◆ Exercise objective:
Set down each record exactly as written.

◆ Figure data in JSON:

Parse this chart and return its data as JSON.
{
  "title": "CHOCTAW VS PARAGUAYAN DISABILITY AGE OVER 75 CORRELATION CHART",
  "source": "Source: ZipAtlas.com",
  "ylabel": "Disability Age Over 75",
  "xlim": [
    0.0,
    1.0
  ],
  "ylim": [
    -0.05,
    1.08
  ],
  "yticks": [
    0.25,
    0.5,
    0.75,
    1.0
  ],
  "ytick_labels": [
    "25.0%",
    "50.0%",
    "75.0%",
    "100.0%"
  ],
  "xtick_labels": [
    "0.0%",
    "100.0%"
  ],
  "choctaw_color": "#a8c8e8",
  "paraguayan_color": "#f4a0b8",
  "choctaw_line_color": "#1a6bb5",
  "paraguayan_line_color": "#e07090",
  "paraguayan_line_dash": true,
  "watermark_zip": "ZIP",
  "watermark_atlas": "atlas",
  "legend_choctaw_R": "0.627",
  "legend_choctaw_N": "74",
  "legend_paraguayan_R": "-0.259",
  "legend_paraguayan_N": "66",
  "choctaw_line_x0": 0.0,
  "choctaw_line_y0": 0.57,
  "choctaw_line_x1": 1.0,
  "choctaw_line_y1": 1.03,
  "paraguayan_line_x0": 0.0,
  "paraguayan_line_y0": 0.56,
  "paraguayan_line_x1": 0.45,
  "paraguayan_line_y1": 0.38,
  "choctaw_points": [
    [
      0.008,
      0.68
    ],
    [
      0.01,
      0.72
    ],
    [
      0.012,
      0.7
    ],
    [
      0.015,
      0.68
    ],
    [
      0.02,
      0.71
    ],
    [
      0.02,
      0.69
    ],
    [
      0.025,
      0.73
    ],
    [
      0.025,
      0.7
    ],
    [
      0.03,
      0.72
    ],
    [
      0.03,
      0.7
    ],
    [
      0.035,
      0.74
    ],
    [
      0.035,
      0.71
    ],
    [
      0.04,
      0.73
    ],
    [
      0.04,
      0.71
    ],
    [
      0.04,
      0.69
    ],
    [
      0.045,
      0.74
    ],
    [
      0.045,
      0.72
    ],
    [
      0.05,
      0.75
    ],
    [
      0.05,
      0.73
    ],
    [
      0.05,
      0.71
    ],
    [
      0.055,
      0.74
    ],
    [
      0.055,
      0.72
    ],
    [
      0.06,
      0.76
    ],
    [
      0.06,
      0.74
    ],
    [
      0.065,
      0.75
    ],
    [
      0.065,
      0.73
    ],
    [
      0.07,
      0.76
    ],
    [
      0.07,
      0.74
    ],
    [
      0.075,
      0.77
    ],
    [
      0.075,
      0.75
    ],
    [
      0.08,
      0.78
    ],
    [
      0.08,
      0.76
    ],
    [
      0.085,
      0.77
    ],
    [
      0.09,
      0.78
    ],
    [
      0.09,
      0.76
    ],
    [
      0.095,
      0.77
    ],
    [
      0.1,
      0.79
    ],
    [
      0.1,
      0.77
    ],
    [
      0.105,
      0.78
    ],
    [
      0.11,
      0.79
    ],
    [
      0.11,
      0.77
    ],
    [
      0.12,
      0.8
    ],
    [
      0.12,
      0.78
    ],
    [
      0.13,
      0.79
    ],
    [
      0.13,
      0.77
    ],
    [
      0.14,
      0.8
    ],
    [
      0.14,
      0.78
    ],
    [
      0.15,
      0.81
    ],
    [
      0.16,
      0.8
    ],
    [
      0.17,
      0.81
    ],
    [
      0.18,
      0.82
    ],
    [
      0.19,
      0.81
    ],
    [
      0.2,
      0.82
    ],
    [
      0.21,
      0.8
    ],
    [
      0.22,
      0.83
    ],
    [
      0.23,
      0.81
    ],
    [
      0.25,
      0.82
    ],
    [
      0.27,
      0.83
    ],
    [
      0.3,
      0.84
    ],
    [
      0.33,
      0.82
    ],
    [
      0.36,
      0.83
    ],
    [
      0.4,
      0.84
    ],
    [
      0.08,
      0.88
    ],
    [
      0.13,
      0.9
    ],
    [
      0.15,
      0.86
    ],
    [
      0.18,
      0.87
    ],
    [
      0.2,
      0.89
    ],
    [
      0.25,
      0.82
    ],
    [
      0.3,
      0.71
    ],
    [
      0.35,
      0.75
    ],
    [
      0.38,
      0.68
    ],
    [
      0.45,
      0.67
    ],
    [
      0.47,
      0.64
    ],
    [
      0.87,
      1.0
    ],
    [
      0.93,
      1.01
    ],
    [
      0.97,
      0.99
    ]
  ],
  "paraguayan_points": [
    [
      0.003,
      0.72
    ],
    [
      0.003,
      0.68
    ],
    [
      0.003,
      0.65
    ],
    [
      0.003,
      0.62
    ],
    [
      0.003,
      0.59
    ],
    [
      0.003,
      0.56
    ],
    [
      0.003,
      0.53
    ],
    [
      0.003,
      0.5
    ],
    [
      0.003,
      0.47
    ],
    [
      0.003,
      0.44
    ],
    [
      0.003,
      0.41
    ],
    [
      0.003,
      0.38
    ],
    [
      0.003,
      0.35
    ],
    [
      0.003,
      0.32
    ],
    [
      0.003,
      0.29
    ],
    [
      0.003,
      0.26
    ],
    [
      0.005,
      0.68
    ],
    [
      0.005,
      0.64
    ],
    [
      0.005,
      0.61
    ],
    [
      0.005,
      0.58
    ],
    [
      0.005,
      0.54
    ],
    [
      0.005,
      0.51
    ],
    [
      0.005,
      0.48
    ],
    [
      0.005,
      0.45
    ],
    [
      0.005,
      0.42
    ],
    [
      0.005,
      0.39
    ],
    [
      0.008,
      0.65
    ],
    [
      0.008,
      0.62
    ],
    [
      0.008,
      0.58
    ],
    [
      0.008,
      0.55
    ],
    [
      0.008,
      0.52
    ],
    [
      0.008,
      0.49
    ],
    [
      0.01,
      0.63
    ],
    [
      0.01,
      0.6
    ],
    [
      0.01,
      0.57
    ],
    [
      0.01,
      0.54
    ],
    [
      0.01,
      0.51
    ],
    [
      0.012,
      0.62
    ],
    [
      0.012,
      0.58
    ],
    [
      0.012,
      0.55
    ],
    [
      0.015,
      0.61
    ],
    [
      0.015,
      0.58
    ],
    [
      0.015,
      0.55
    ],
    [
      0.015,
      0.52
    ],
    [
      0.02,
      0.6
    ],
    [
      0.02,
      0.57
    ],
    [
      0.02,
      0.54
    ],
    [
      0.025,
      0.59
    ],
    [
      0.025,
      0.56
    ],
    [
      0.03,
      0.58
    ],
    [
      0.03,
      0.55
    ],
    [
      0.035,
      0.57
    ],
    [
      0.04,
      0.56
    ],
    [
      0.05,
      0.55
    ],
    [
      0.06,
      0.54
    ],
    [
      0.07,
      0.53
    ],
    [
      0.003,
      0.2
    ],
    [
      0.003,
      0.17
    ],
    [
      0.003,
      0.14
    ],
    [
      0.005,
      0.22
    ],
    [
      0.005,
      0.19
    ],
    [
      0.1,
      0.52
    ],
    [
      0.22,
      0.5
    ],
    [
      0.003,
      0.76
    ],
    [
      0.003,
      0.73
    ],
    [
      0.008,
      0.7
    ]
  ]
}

◆ Solution:
Parse this chart and return its data as JSON.
{
  "title": "CHOCTAW VS PARAGUAYAN DISABILITY AGE OVER 75 CORRELATION CHART",
  "source": "Source: ZipAtlas.com",
  "ylabel": "Disability Age Over 75",
  "xlim": [
    0.0,
    1.0
  ],
  "ylim": [
    -0.05,
    1.08
  ],
  "yticks": [
    0.25,
    0.5,
    0.75,
    1.0
  ],
  "ytick_labels": [
    "25.0%",
    "50.0%",
    "75.0%",
    "100.0%"
  ],
  "xtick_labels": [
    "0.0%",
    "100.0%"
  ],
  "choctaw_color": "#a8c8e8",
  "paraguayan_color": "#f4a0b8",
  "choctaw_line_color": "#1a6bb5",
  "paraguayan_line_color": "#e07090",
  "paraguayan_line_dash": true,
  "watermark_zip": "ZIP",
  "watermark_atlas": "atlas",
  "legend_choctaw_R": "0.627",
  "legend_choctaw_N": "74",
  "legend_paraguayan_R": "-0.259",
  "legend_paraguayan_N": "66",
  "choctaw_line_x0": 0.0,
  "choctaw_line_y0": 0.57,
  "choctaw_line_x1": 1.0,
  "choctaw_line_y1": 1.03,
  "paraguayan_line_x0": 0.0,
  "paraguayan_line_y0": 0.56,
  "paraguayan_line_x1": 0.45,
  "paraguayan_line_y1": 0.38,
  "choctaw_points": [
    [
      0.008,
      0.68
    ],
    [
      0.01,
      0.72
    ],
    [
      0.012,
      0.7
    ],
    [
      0.015,
      0.68
    ],
    [
      0.02,
      0.71
    ],
    [
      0.02,
      0.69
    ],
    [
      0.025,
      0.73
    ],
    [
      0.025,
      0.7
    ],
    [
      0.03,
      0.72
    ],
    [
      0.03,
      0.7
    ],
    [
      0.035,
      0.74
    ],
    [
      0.035,
      0.71
    ],
    [
      0.04,
      0.73
    ],
    [
      0.04,
      0.71
    ],
    [
      0.04,
      0.69
    ],
    [
      0.045,
      0.74
    ],
    [
      0.045,
      0.72
    ],
    [
      0.05,
      0.75
    ],
    [
      0.05,
      0.73
    ],
    [
      0.05,
      0.71
    ],
    [
      0.055,
      0.74
    ],
    [
      0.055,
      0.72
    ],
    [
      0.06,
      0.76
    ],
    [
      0.06,
      0.74
    ],
    [
      0.065,
      0.75
    ],
    [
      0.065,
      0.73
    ],
    [
      0.07,
      0.76
    ],
    [
      0.07,
      0.74
    ],
    [
      0.075,
      0.77
    ],
    [
      0.075,
      0.75
    ],
    [
      0.08,
      0.78
    ],
    [
      0.08,
      0.76
    ],
    [
      0.085,
      0.77
    ],
    [
      0.09,
      0.78
    ],
    [
      0.09,
      0.76
    ],
    [
      0.095,
      0.77
    ],
    [
      0.1,
      0.79
    ],
    [
      0.1,
      0.77
    ],
    [
      0.105,
      0.78
    ],
    [
      0.11,
      0.79
    ],
    [
      0.11,
      0.77
    ],
    [
      0.12,
      0.8
    ],
    [
      0.12,
      0.78
    ],
    [
      0.13,
      0.79
    ],
    [
      0.13,
      0.77
    ],
    [
      0.14,
      0.8
    ],
    [
      0.14,
      0.78
    ],
    [
      0.15,
      0.81
    ],
    [
      0.16,
      0.8
    ],
    [
      0.17,
      0.81
    ],
    [
      0.18,
      0.82
    ],
    [
      0.19,
      0.81
    ],
    [
      0.2,
      0.82
    ],
    [
      0.21,
      0.8
    ],
    [
      0.22,
      0.83
    ],
    [
      0.23,
      0.81
    ],
    [
      0.25,
      0.82
    ],
    [
      0.27,
      0.83
    ],
    [
      0.3,
      0.84
    ],
    [
      0.33,
      0.82
    ],
    [
      0.36,
      0.83
    ],
    [
      0.4,
      0.84
    ],
    [
      0.08,
      0.88
    ],
    [
      0.13,
      0.9
    ],
    [
      0.15,
      0.86
    ],
    [
      0.18,
      0.87
    ],
    [
      0.2,
      0.89
    ],
    [
      0.25,
      0.82
    ],
    [
      0.3,
      0.71
    ],
    [
      0.35,
      0.75
    ],
    [
      0.38,
      0.68
    ],
    [
      0.45,
      0.67
    ],
    [
      0.47,
      0.64
    ],
    [
      0.87,
      1.0
    ],
    [
      0.93,
      1.01
    ],
    [
      0.97,
      0.99
    ]
  ],
  "paraguayan_points": [
    [
      0.003,
      0.72
    ],
    [
      0.003,
      0.68
    ],
    [
      0.003,
      0.65
    ],
    [
      0.003,
      0.62
    ],
    [
      0.003,
      0.59
    ],
    [
      0.003,
      0.56
    ],
    [
      0.003,
      0.53
    ],
    [
      0.003,
      0.5
    ],
    [
      0.003,
      0.47
    ],
    [
      0.003,
      0.44
    ],
    [
      0.003,
      0.41
    ],
    [
      0.003,
      0.38
    ],
    [
      0.003,
      0.35
    ],
    [
      0.003,
      0.32
    ],
    [
      0.003,
      0.29
    ],
    [
      0.003,
      0.26
    ],
    [
      0.005,
      0.68
    ],
    [
      0.005,
      0.64
    ],
    [
      0.005,
      0.61
    ],
    [
      0.005,
      0.58
    ],
    [
      0.005,
      0.54
    ],
    [
      0.005,
      0.51
    ],
    [
      0.005,
      0.48
    ],
    [
      0.005,
      0.45
    ],
    [
      0.005,
      0.42
    ],
    [
      0.005,
      0.39
    ],
    [
      0.008,
      0.65
    ],
    [
      0.008,
      0.62
    ],
    [
      0.008,
      0.58
    ],
    [
      0.008,
      0.55
    ],
    [
      0.008,
      0.52
    ],
    [
      0.008,
      0.49
    ],
    [
      0.01,
      0.63
    ],
    [
      0.01,
      0.6
    ],
    [
      0.01,
      0.57
    ],
    [
      0.01,
      0.54
    ],
    [
      0.01,
      0.51
    ],
    [
      0.012,
      0.62
    ],
    [
      0.012,
      0.58
    ],
    [
      0.012,
      0.55
    ],
    [
      0.015,
      0.61
    ],
    [
      0.015,
      0.58
    ],
    [
      0.015,
      0.55
    ],
    [
      0.015,
      0.52
    ],
    [
      0.02,
      0.6
    ],
    [
      0.02,
      0.57
    ],
    [
      0.02,
      0.54
    ],
    [
      0.025,
      0.59
    ],
    [
      0.025,
      0.56
    ],
    [
      0.03,
      0.58
    ],
    [
      0.03,
      0.55
    ],
    [
      0.035,
      0.57
    ],
    [
      0.04,
      0.56
    ],
    [
      0.05,
      0.55
    ],
    [
      0.06,
      0.54
    ],
    [
      0.07,
      0.53
    ],
    [
      0.003,
      0.2
    ],
    [
      0.003,
      0.17
    ],
    [
      0.003,
      0.14
    ],
    [
      0.005,
      0.22
    ],
    [
      0.005,
      0.19
    ],
    [
      0.1,
      0.52
    ],
    [
      0.22,
      0.5
    ],
    [
      0.003,
      0.76
    ],
    [
      0.003,
      0.73
    ],
    [
      0.008,
      0.7
    ]
  ]
}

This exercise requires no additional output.